Task objective: Using the entries that follow, collect the lines where the word "zprávy" appears.

Records for this task:
<<<<

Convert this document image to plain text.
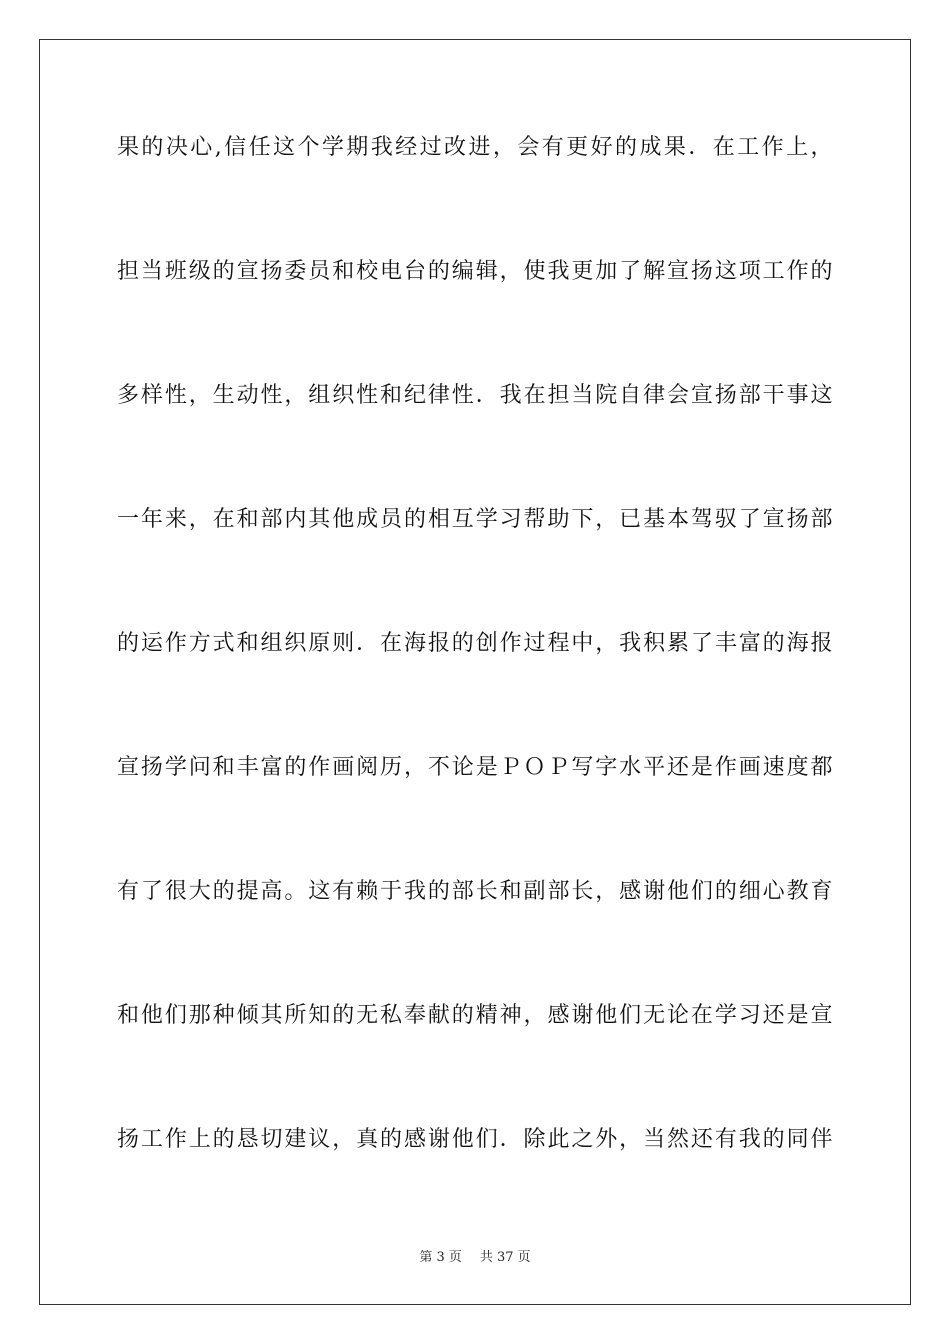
果的决心,信任这个学期我经过改进，会有更好的成果．在工作上，
担当班级的宣扬委员和校电台的编辑，使我更加了解宣扬这项工作的
多样性，生动性，组织性和纪律性．我在担当院自律会宣扬部干事这
一年来，在和部内其他成员的相互学习帮助下，已基本驾驭了宣扬部
的运作方式和组织原则．在海报的创作过程中，我积累了丰富的海报
宣扬学问和丰富的作画阅历，不论是ＰＯＰ写字水平还是作画速度都
有了很大的提高。这有赖于我的部长和副部长，感谢他们的细心教育
和他们那种倾其所知的无私奉献的精神，感谢他们无论在学习还是宣
扬工作上的恳切建议，真的感谢他们．除此之外，当然还有我的同伴
第 3 页 共 37 页
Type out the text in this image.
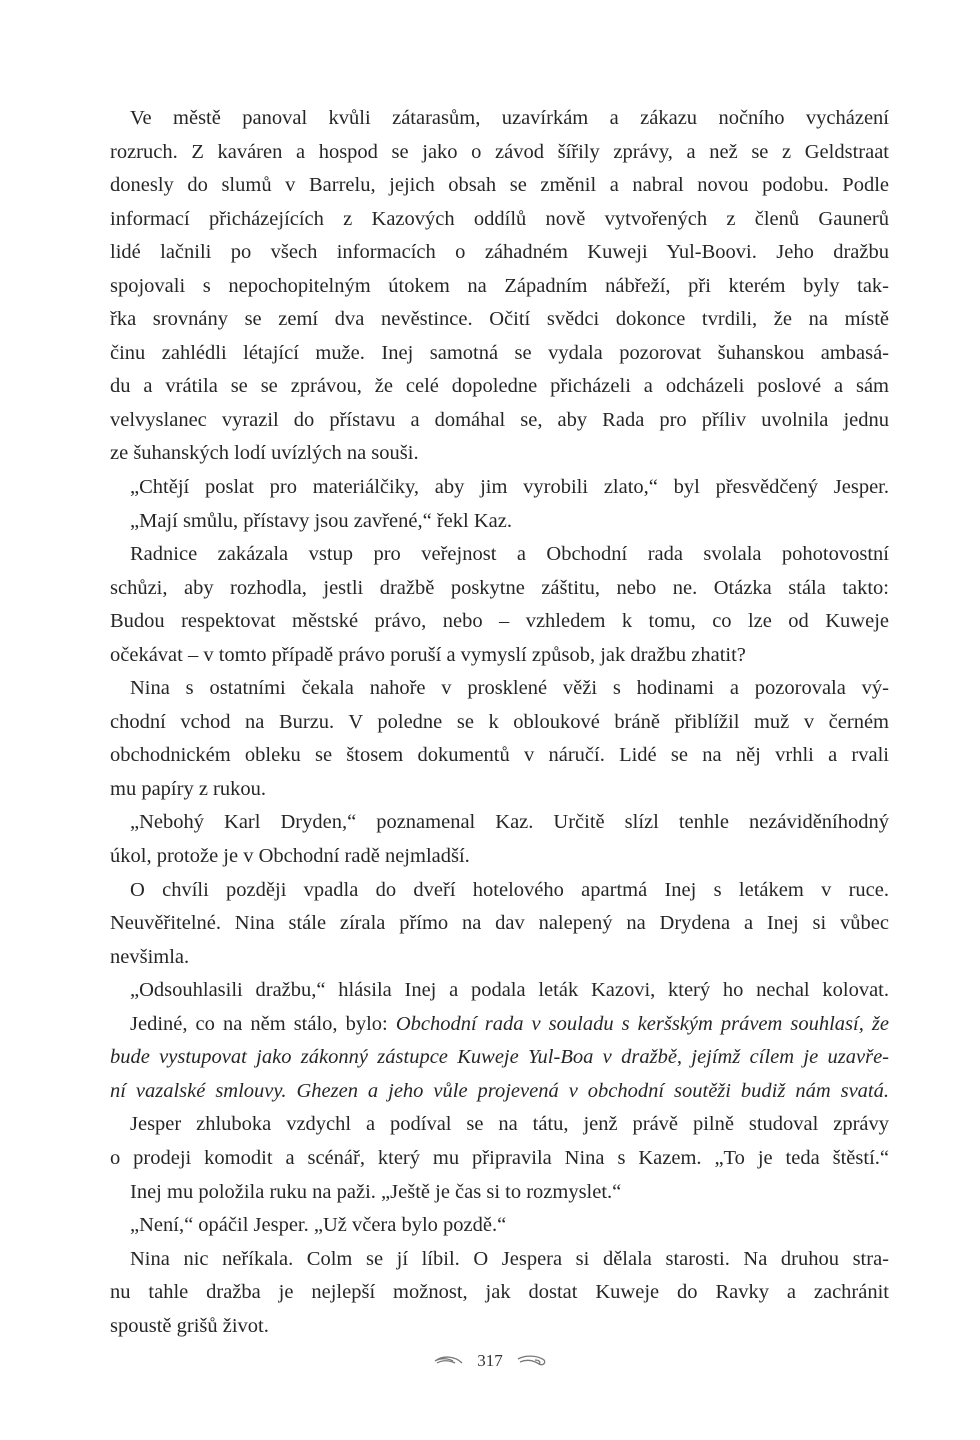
Ve městě panoval kvůli zátarasům, uzavírkám a zákazu nočního vycházení
rozruch. Z kaváren a hospod se jako o závod šířily zprávy, a než se z Geldstraat
donesly do slumů v Barrelu, jejich obsah se změnil a nabral novou podobu. Podle
informací přicházejících z Kazových oddílů nově vytvořených z členů Gaunerů
lidé lačnili po všech informacích o záhadném Kuweji Yul-Boovi. Jeho dražbu
spojovali s nepochopitelným útokem na Západním nábřeží, při kterém byly tak-
řka srovnány se zemí dva nevěstince. Očití svědci dokonce tvrdili, že na místě
činu zahlédli létající muže. Inej samotná se vydala pozorovat šuhanskou ambasá-
du a vrátila se se zprávou, že celé dopoledne přicházeli a odcházeli poslové a sám
velvyslanec vyrazil do přístavu a domáhal se, aby Rada pro příliv uvolnila jednu
ze šuhanských lodí uvízlých na souši.
„Chtějí poslat pro materiálčiky, aby jim vyrobili zlato,“ byl přesvědčený Jesper.
„Mají smůlu, přístavy jsou zavřené,“ řekl Kaz.
Radnice zakázala vstup pro veřejnost a Obchodní rada svolala pohotovostní
schůzi, aby rozhodla, jestli dražbě poskytne záštitu, nebo ne. Otázka stála takto:
Budou respektovat městské právo, nebo – vzhledem k tomu, co lze od Kuweje
očekávat – v tomto případě právo poruší a vymyslí způsob, jak dražbu zhatit?
Nina s ostatními čekala nahoře v prosklené věži s hodinami a pozorovala vý-
chodní vchod na Burzu. V poledne se k obloukové bráně přiblížil muž v černém
obchodnickém obleku se štosem dokumentů v náručí. Lidé se na něj vrhli a rvali
mu papíry z rukou.
„Nebohý Karl Dryden,“ poznamenal Kaz. Určitě slízl tenhle nezáviděníhodný
úkol, protože je v Obchodní radě nejmladší.
O chvíli později vpadla do dveří hotelového apartmá Inej s letákem v ruce.
Neuvěřitelné. Nina stále zírala přímo na dav nalepený na Drydena a Inej si vůbec
nevšimla.
„Odsouhlasili dražbu,“ hlásila Inej a podala leták Kazovi, který ho nechal kolovat.
Jediné, co na něm stálo, bylo: Obchodní rada v souladu s keršským právem souhlasí, že
bude vystupovat jako zákonný zástupce Kuweje Yul-Boa v dražbě, jejímž cílem je uzavře-
ní vazalské smlouvy. Ghezen a jeho vůle projevená v obchodní soutěži budiž nám svatá.
Jesper zhluboka vzdychl a podíval se na tátu, jenž právě pilně studoval zprávy
o prodeji komodit a scénář, který mu připravila Nina s Kazem. „To je teda štěstí.“
Inej mu položila ruku na paži. „Ještě je čas si to rozmyslet.“
„Není,“ opáčil Jesper. „Už včera bylo pozdě.“
Nina nic neříkala. Colm se jí líbil. O Jespera si dělala starosti. Na druhou stra-
nu tahle dražba je nejlepší možnost, jak dostat Kuweje do Ravky a zachránit
spoustě grišů život.
317
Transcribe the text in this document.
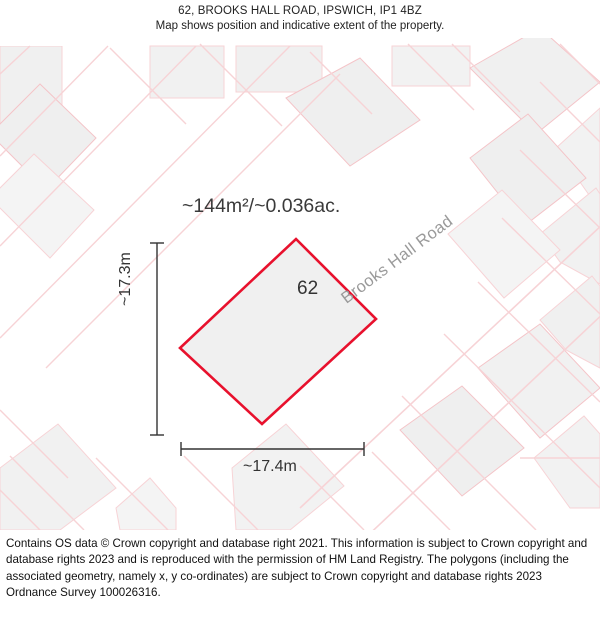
62, BROOKS HALL ROAD, IPSWICH, IP1 4BZ
Map shows position and indicative extent of the property.
~144m²/~0.036ac.
62 Brooks Hall Road
~17.3m
~17.4m
Contains OS data © Crown copyright and database right 2021. This information is subject to Crown copyright and database rights 2023 and is reproduced with the permission of HM Land Registry. The polygons (including the associated geometry, namely x, y co-ordinates) are subject to Crown copyright and database rights 2023 Ordnance Survey 100026316.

>>>>

Task response:
rozruch. Z kaváren a hospod se jako o závod šířily zprávy, a než se z Geldstraat
Jesper zhluboka vzdychl a podíval se na tátu, jenž právě pilně studoval zprávy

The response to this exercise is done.